§ **Task prompt**
Look for the string "name" in the lines and copy each line that has it.

§ **Dataset extract**

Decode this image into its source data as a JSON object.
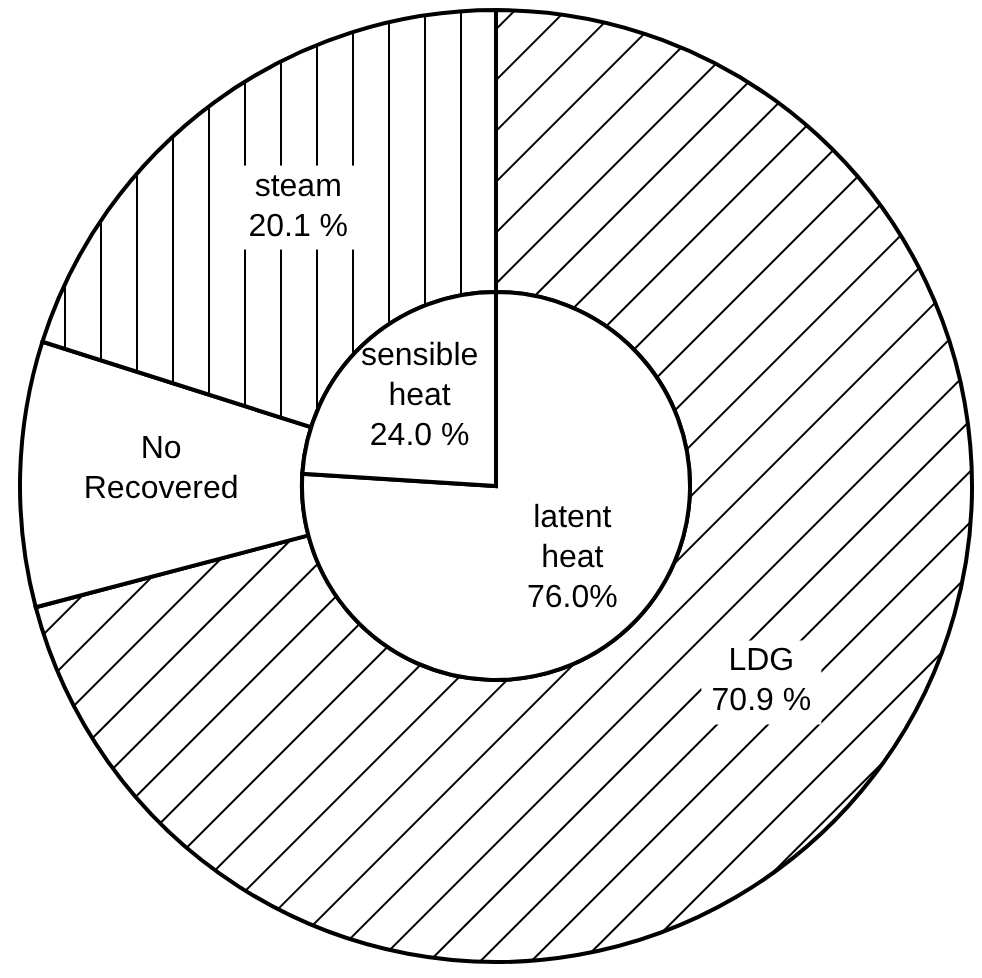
{
  "chart_data": [
    {
      "type": "donut",
      "categories": [
        "LDG",
        "No\nRecovered",
        "steam"
      ],
      "values": [
        70.9,
        9.0,
        20.1
      ],
      "colors": [
        "#000000",
        "#ffffff",
        "#000000"
      ],
      "value_labels": [
        "70.9 %",
        null,
        "20.1 %"
      ]
    },
    {
      "type": "pie",
      "categories": [
        "latent\nheat",
        "sensible\nheat"
      ],
      "values": [
        76.0,
        24.0
      ],
      "colors": [
        "#ffffff",
        "#ffffff"
      ],
      "value_labels": [
        "76.0%",
        "24.0 %"
      ]
    }
  ]
}
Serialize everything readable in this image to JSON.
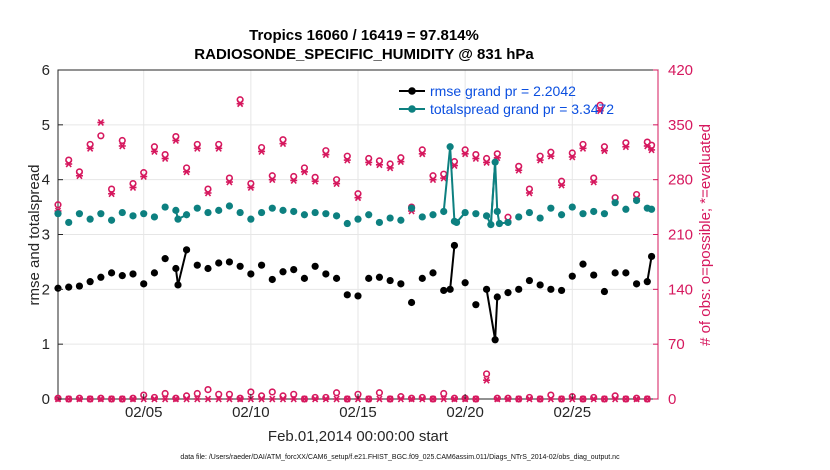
{
  "chart_data": {
    "type": "line",
    "title": "Tropics 16060 / 16419 = 97.814%",
    "subtitle": "RADIOSONDE_SPECIFIC_HUMIDITY @ 831 hPa",
    "xlabel": "Feb.01,2014 00:00:00 start",
    "ylabel": "rmse and totalspread",
    "ylabel_right": "# of obs: o=possible; *=evaluated",
    "footnote": "data file: /Users/raeder/DAI/ATM_forcXX/CAM6_setup/f.e21.FHIST_BGC.f09_025.CAM6assim.011/Diags_NTrS_2014-02/obs_diag_output.nc",
    "xlim": [
      1,
      29
    ],
    "ylim": [
      0,
      6
    ],
    "ylim_right": [
      0,
      420
    ],
    "x_ticks": [
      5,
      10,
      15,
      20,
      25
    ],
    "x_tick_labels": [
      "02/05",
      "02/10",
      "02/15",
      "02/20",
      "02/25"
    ],
    "y_ticks": [
      0,
      1,
      2,
      3,
      4,
      5,
      6
    ],
    "y_tick_labels": [
      "0",
      "1",
      "2",
      "3",
      "4",
      "5",
      "6"
    ],
    "y_right_ticks": [
      0,
      70,
      140,
      210,
      280,
      350,
      420
    ],
    "y_right_tick_labels": [
      "0",
      "70",
      "140",
      "210",
      "280",
      "350",
      "420"
    ],
    "grid": true,
    "legend_position": "top-right",
    "x": [
      1.0,
      1.5,
      2.0,
      2.5,
      3.0,
      3.5,
      4.0,
      4.5,
      5.0,
      5.5,
      6.0,
      6.5,
      7.0,
      7.5,
      8.0,
      8.5,
      9.0,
      9.5,
      10.0,
      10.5,
      11.0,
      11.5,
      12.0,
      12.5,
      13.0,
      13.5,
      14.0,
      14.5,
      15.0,
      15.5,
      16.0,
      16.5,
      17.0,
      17.5,
      18.0,
      18.5,
      19.0,
      19.5,
      20.0,
      20.5,
      21.0,
      21.5,
      22.0,
      22.5,
      23.0,
      23.5,
      24.0,
      24.5,
      25.0,
      25.5,
      26.0,
      26.5,
      27.0,
      27.5,
      28.0,
      28.5
    ],
    "series": [
      {
        "name": "rmse",
        "legend_label": "rmse grand pr = 2.2042",
        "color": "#000000",
        "marker": "filled-circle",
        "values": [
          2.02,
          2.04,
          2.06,
          2.14,
          2.22,
          2.3,
          2.25,
          2.28,
          2.1,
          2.3,
          2.56,
          2.38,
          2.72,
          2.44,
          2.38,
          2.48,
          2.5,
          2.42,
          2.28,
          2.44,
          2.18,
          2.32,
          2.36,
          2.2,
          2.42,
          2.28,
          2.2,
          1.9,
          1.88,
          2.2,
          2.22,
          2.16,
          2.1,
          1.76,
          2.2,
          2.3,
          1.98,
          2.8,
          2.12,
          1.72,
          2.0,
          1.86,
          1.94,
          2.0,
          2.16,
          2.08,
          2.0,
          1.98,
          2.24,
          2.46,
          2.26,
          1.96,
          2.3,
          2.3,
          2.1,
          2.14
        ],
        "extra_points": [
          {
            "x": 6.6,
            "y": 2.08
          },
          {
            "x": 19.3,
            "y": 2.0
          },
          {
            "x": 21.4,
            "y": 1.08
          },
          {
            "x": 28.7,
            "y": 2.6
          }
        ]
      },
      {
        "name": "totalspread",
        "legend_label": "totalspread grand pr = 3.3472",
        "color": "#0d8080",
        "marker": "filled-circle",
        "values": [
          3.38,
          3.22,
          3.38,
          3.28,
          3.38,
          3.26,
          3.4,
          3.34,
          3.38,
          3.32,
          3.5,
          3.44,
          3.36,
          3.48,
          3.4,
          3.44,
          3.52,
          3.4,
          3.28,
          3.4,
          3.48,
          3.44,
          3.42,
          3.36,
          3.4,
          3.38,
          3.34,
          3.2,
          3.28,
          3.36,
          3.22,
          3.3,
          3.26,
          3.48,
          3.32,
          3.36,
          3.42,
          3.24,
          3.4,
          3.38,
          3.34,
          3.42,
          3.22,
          3.32,
          3.4,
          3.3,
          3.48,
          3.36,
          3.5,
          3.38,
          3.42,
          3.38,
          3.58,
          3.46,
          3.62,
          3.48
        ],
        "extra_points": [
          {
            "x": 6.6,
            "y": 3.28
          },
          {
            "x": 19.3,
            "y": 4.6
          },
          {
            "x": 19.6,
            "y": 3.22
          },
          {
            "x": 21.2,
            "y": 3.18
          },
          {
            "x": 21.4,
            "y": 4.32
          },
          {
            "x": 21.6,
            "y": 3.2
          },
          {
            "x": 28.7,
            "y": 3.46
          }
        ]
      },
      {
        "name": "obs possible",
        "axis": "right",
        "color": "#d6185e",
        "marker": "open-circle",
        "values": [
          248,
          305,
          290,
          325,
          336,
          268,
          330,
          275,
          289,
          322,
          312,
          335,
          295,
          325,
          268,
          325,
          282,
          382,
          275,
          321,
          285,
          331,
          284,
          295,
          283,
          317,
          280,
          310,
          262,
          307,
          304,
          300,
          308,
          245,
          318,
          285,
          287,
          303,
          318,
          312,
          307,
          313,
          232,
          297,
          268,
          310,
          315,
          278,
          314,
          325,
          282,
          322,
          257,
          327,
          261,
          328
        ],
        "extra_values": [
          {
            "x": 28.7,
            "y": 324
          },
          {
            "x": 26.3,
            "y": 375
          }
        ],
        "near_zero_values": [
          1,
          0,
          1,
          0,
          1,
          0,
          0,
          1,
          5,
          2,
          7,
          1,
          4,
          7,
          12,
          6,
          6,
          1,
          9,
          4,
          9,
          4,
          6,
          0,
          2,
          2,
          8,
          0,
          6,
          0,
          8,
          0,
          3,
          1,
          2,
          0,
          7,
          1,
          1,
          0,
          32,
          1,
          1,
          0,
          2,
          0,
          5,
          0,
          3,
          0,
          2,
          0,
          4,
          0,
          1,
          0
        ]
      },
      {
        "name": "obs evaluated",
        "axis": "right",
        "color": "#d6185e",
        "marker": "asterisk",
        "values": [
          240,
          300,
          285,
          320,
          353,
          262,
          323,
          270,
          284,
          316,
          307,
          330,
          290,
          320,
          263,
          320,
          277,
          377,
          270,
          316,
          280,
          326,
          279,
          290,
          278,
          312,
          275,
          305,
          257,
          302,
          299,
          295,
          303,
          240,
          313,
          280,
          282,
          298,
          313,
          307,
          302,
          308,
          227,
          292,
          263,
          305,
          310,
          273,
          309,
          320,
          277,
          317,
          252,
          322,
          256,
          323
        ],
        "extra_values": [
          {
            "x": 28.7,
            "y": 318
          },
          {
            "x": 26.3,
            "y": 368
          }
        ],
        "near_zero_values": [
          0,
          0,
          0,
          0,
          0,
          0,
          0,
          0,
          0,
          0,
          0,
          0,
          0,
          0,
          0,
          0,
          0,
          0,
          0,
          0,
          0,
          0,
          0,
          0,
          0,
          0,
          0,
          0,
          0,
          0,
          0,
          0,
          0,
          0,
          0,
          0,
          0,
          0,
          0,
          0,
          24,
          0,
          0,
          0,
          0,
          0,
          0,
          0,
          0,
          0,
          0,
          0,
          0,
          0,
          0,
          0
        ]
      }
    ]
  }
}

§ **Worked answer**
        "name": "rmse",
        "name": "totalspread",
        "name": "obs possible",
        "name": "obs evaluated",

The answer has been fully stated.